#### [Exercise material]
· · · · ·

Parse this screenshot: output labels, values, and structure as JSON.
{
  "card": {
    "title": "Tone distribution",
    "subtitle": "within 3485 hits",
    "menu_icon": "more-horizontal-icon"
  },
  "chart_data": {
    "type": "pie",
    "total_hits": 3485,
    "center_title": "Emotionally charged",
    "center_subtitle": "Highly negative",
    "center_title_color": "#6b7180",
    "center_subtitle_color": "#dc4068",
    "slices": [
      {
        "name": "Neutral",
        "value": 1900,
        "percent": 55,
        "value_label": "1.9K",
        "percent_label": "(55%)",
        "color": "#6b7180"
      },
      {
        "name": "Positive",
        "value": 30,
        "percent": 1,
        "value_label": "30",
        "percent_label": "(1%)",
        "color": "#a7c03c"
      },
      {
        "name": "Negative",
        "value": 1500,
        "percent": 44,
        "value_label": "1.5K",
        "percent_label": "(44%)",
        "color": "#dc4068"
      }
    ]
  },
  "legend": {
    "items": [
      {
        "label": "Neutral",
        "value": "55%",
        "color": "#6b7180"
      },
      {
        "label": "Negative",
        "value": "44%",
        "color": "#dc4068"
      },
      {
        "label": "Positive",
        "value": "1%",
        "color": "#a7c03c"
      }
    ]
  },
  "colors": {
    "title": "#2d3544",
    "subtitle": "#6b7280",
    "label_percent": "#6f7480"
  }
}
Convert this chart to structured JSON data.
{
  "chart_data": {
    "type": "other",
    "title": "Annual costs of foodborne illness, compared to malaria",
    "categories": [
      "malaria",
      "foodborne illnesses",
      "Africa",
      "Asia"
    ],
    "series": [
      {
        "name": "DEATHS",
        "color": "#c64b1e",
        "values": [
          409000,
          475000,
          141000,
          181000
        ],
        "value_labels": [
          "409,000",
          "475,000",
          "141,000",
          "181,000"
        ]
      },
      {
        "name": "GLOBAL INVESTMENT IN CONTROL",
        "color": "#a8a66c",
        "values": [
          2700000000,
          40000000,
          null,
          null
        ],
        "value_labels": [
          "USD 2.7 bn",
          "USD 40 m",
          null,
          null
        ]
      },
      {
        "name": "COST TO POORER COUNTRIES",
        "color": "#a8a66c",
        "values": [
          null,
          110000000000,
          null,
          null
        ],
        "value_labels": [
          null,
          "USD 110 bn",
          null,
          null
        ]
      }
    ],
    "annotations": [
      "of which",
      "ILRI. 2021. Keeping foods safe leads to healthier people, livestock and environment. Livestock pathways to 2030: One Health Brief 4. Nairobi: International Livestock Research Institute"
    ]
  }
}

· · · · ·

#### [Exercise requirements]
Gather each line in the data that holds the string "name".

#### [Result below]
        "name": "Neutral",
        "name": "Positive",
        "name": "Negative",
        "name": "DEATHS",
        "name": "GLOBAL INVESTMENT IN CONTROL",
        "name": "COST TO POORER COUNTRIES",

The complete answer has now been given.